• _DIRECTION_: Skip all pictures, then print the remaining material exactly.

• _Raw records_:
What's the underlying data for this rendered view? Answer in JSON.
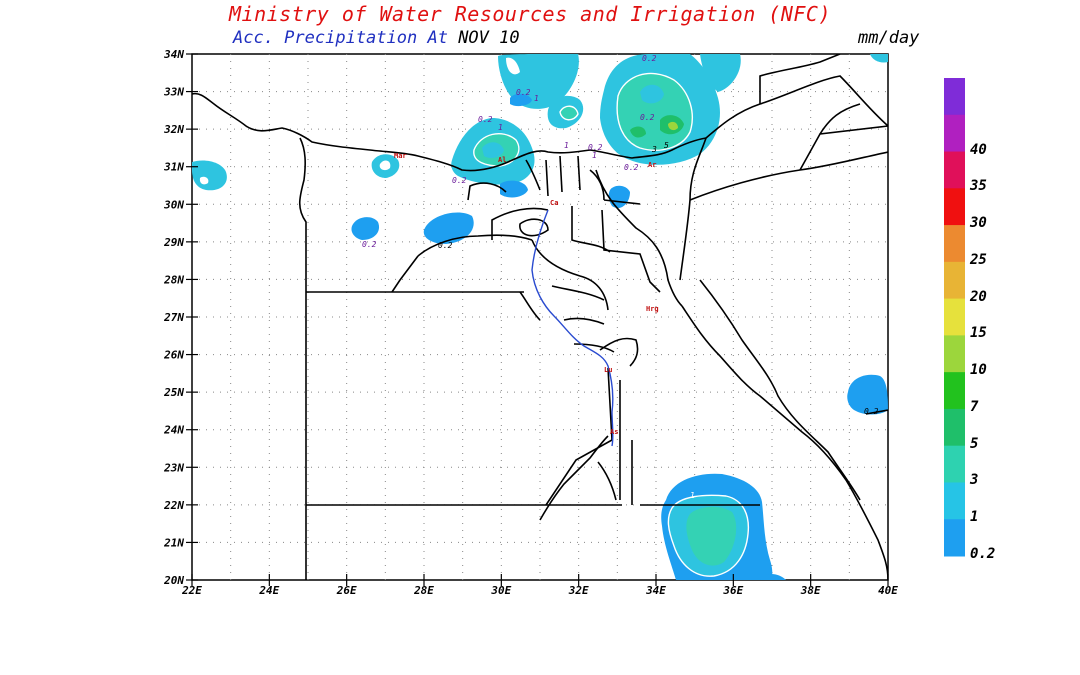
{
  "header": {
    "title": "Ministry of Water Resources and Irrigation (NFC)",
    "subtitle_prefix": "Acc. Precipitation  At",
    "date": "NOV 10",
    "units": "mm/day"
  },
  "axes": {
    "lat_labels": [
      "34N",
      "33N",
      "32N",
      "31N",
      "30N",
      "29N",
      "28N",
      "27N",
      "26N",
      "25N",
      "24N",
      "23N",
      "22N",
      "21N",
      "20N"
    ],
    "lon_labels": [
      "22E",
      "24E",
      "26E",
      "28E",
      "30E",
      "32E",
      "34E",
      "36E",
      "38E",
      "40E"
    ],
    "lat_range": [
      20,
      34
    ],
    "lon_range": [
      22,
      40
    ],
    "grid": true
  },
  "colorbar": {
    "levels": [
      "0.2",
      "1",
      "3",
      "5",
      "7",
      "10",
      "15",
      "20",
      "25",
      "30",
      "35",
      "40"
    ],
    "colors": [
      "#1e9ff0",
      "#26c4e6",
      "#2ed2b0",
      "#1fbf6a",
      "#22c21e",
      "#9cd63c",
      "#e6e13c",
      "#e8b435",
      "#ec8a30",
      "#f01010",
      "#e0105a",
      "#b020c0",
      "#7f2cd8"
    ]
  },
  "contour_labels": [
    "0.2",
    "1",
    "0.2",
    "1",
    "0.2",
    "0.2",
    "1",
    "0.2",
    "0.2",
    "0.2",
    "1",
    "3",
    "5",
    "0.2",
    "0.2",
    "0.2",
    "1"
  ],
  "city_labels": [
    "Mar",
    "Al",
    "Ca",
    "Hrg",
    "Lu",
    "As",
    "Ar"
  ]
}
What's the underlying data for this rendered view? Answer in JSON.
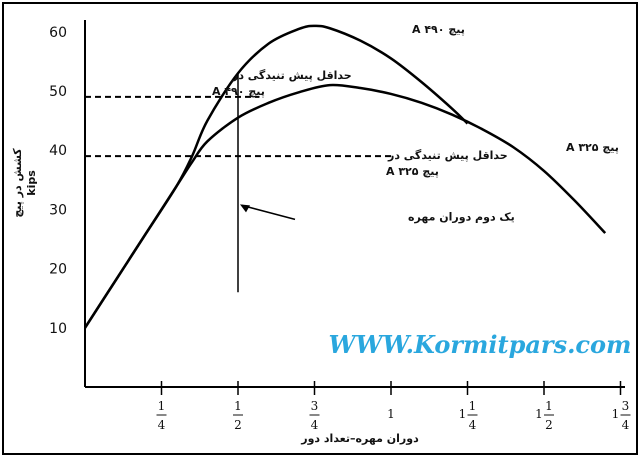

• _THE REPLY_:
What's the underlying data for this rendered view? Answer in JSON.
{
  "header": {
    "title": "Ministry of Water Resources and Irrigation (NFC)",
    "subtitle_prefix": "Acc. Precipitation  At",
    "date": "NOV 10",
    "units": "mm/day"
  },
  "axes": {
    "lat_labels": [
      "34N",
      "33N",
      "32N",
      "31N",
      "30N",
      "29N",
      "28N",
      "27N",
      "26N",
      "25N",
      "24N",
      "23N",
      "22N",
      "21N",
      "20N"
    ],
    "lon_labels": [
      "22E",
      "24E",
      "26E",
      "28E",
      "30E",
      "32E",
      "34E",
      "36E",
      "38E",
      "40E"
    ],
    "lat_range": [
      20,
      34
    ],
    "lon_range": [
      22,
      40
    ],
    "grid": true
  },
  "colorbar": {
    "levels": [
      "0.2",
      "1",
      "3",
      "5",
      "7",
      "10",
      "15",
      "20",
      "25",
      "30",
      "35",
      "40"
    ],
    "colors": [
      "#1e9ff0",
      "#26c4e6",
      "#2ed2b0",
      "#1fbf6a",
      "#22c21e",
      "#9cd63c",
      "#e6e13c",
      "#e8b435",
      "#ec8a30",
      "#f01010",
      "#e0105a",
      "#b020c0",
      "#7f2cd8"
    ]
  },
  "contour_labels": [
    "0.2",
    "1",
    "0.2",
    "1",
    "0.2",
    "0.2",
    "1",
    "0.2",
    "0.2",
    "0.2",
    "1",
    "3",
    "5",
    "0.2",
    "0.2",
    "0.2",
    "1"
  ],
  "city_labels": [
    "Mar",
    "Al",
    "Ca",
    "Hrg",
    "Lu",
    "As",
    "Ar"
  ]
}
What's the underlying data for this rendered view? Answer in JSON.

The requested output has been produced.